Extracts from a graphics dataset
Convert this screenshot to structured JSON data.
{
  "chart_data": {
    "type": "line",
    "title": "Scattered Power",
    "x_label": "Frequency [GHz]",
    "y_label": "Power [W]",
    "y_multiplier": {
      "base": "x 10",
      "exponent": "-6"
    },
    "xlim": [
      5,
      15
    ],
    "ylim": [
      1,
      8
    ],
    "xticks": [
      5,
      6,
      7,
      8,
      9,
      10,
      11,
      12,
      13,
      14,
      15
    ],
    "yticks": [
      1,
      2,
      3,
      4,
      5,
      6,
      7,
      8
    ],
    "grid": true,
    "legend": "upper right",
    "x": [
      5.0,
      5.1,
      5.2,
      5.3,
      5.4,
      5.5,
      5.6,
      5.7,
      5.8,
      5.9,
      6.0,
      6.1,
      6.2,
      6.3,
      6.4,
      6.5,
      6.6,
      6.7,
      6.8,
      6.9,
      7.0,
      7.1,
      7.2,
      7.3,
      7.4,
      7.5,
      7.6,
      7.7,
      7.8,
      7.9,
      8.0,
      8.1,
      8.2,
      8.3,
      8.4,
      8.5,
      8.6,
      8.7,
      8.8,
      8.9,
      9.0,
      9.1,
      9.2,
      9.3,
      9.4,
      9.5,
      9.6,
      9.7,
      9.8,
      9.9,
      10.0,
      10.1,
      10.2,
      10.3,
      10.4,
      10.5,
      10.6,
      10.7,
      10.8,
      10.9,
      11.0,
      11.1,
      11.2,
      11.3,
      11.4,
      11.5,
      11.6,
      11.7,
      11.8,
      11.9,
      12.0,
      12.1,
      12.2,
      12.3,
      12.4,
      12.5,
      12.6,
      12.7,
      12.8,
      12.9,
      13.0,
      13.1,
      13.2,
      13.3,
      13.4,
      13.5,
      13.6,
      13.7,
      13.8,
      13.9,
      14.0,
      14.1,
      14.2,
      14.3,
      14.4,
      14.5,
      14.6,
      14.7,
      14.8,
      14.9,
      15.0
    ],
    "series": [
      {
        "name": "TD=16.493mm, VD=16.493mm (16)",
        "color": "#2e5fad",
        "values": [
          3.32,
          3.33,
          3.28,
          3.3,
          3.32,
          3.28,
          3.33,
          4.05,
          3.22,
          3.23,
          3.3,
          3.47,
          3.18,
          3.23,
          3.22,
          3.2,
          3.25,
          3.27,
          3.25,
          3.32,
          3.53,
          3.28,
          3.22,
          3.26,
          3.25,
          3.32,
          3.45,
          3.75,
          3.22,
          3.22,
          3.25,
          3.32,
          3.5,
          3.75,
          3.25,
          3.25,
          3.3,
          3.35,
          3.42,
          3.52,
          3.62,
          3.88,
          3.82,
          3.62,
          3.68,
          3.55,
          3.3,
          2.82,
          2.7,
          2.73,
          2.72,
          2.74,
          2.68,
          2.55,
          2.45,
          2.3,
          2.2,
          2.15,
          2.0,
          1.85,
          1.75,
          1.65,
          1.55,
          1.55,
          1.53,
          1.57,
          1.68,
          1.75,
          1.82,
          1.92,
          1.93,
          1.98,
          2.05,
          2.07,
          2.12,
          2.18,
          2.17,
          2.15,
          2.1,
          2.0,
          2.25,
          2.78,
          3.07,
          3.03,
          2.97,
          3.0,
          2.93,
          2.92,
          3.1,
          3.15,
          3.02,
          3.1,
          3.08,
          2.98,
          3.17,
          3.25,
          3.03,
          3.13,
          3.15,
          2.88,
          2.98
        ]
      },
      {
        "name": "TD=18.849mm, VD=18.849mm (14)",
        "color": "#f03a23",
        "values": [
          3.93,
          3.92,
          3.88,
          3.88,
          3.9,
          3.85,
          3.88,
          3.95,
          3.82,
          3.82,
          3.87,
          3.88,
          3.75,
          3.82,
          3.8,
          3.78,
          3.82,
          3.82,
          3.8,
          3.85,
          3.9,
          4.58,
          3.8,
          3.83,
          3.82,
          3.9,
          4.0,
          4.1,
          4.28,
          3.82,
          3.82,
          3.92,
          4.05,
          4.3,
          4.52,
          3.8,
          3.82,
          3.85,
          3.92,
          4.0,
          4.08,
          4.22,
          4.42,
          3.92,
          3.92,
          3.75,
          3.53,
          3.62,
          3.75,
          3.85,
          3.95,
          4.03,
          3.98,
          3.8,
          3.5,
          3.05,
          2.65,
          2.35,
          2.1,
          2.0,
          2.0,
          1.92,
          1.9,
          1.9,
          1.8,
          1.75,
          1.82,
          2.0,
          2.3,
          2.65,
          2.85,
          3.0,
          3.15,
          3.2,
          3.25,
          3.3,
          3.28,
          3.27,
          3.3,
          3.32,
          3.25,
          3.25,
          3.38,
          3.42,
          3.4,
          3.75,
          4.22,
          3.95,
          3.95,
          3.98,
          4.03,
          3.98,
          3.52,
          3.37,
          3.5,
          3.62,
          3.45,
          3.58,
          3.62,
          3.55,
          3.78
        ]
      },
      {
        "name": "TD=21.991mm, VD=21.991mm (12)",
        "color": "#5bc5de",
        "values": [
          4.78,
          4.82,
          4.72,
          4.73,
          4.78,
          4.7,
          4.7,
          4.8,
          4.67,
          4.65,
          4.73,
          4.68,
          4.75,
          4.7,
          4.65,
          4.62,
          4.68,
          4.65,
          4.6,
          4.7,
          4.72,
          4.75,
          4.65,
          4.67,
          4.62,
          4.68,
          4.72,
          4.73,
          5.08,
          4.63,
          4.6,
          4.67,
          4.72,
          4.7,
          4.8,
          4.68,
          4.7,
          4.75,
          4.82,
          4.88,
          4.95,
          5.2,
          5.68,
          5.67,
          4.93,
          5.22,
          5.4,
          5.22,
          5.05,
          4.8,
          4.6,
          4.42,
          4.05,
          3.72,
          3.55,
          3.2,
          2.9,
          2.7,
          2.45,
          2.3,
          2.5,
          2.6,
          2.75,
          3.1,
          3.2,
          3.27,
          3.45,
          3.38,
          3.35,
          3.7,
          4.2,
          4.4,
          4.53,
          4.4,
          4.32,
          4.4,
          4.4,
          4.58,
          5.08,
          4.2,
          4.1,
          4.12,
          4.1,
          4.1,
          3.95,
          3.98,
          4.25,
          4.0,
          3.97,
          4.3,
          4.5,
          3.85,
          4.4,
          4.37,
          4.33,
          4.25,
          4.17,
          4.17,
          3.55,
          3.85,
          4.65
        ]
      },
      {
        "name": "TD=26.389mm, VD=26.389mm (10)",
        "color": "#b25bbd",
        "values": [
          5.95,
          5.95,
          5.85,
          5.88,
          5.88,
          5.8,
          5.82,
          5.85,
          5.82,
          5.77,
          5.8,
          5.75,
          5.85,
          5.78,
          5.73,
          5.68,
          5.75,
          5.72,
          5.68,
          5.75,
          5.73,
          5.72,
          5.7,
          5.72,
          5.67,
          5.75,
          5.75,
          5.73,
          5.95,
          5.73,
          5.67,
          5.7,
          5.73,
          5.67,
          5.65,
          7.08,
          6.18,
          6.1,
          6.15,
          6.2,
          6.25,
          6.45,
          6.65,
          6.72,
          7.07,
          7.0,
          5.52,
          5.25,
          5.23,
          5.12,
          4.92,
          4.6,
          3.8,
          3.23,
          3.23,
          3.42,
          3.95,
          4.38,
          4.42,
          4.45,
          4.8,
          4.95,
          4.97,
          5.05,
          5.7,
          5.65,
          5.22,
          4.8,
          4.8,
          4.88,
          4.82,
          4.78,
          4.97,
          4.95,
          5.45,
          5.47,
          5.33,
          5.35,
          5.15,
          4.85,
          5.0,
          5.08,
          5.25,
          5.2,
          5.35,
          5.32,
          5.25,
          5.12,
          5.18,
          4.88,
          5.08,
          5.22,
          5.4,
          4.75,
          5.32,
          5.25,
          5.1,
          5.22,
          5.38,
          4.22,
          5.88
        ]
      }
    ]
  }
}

Exercise description
Gather each line that holds "color".

Written answer
        "color": "#2e5fad",
        "color": "#f03a23",
        "color": "#5bc5de",
        "color": "#b25bbd",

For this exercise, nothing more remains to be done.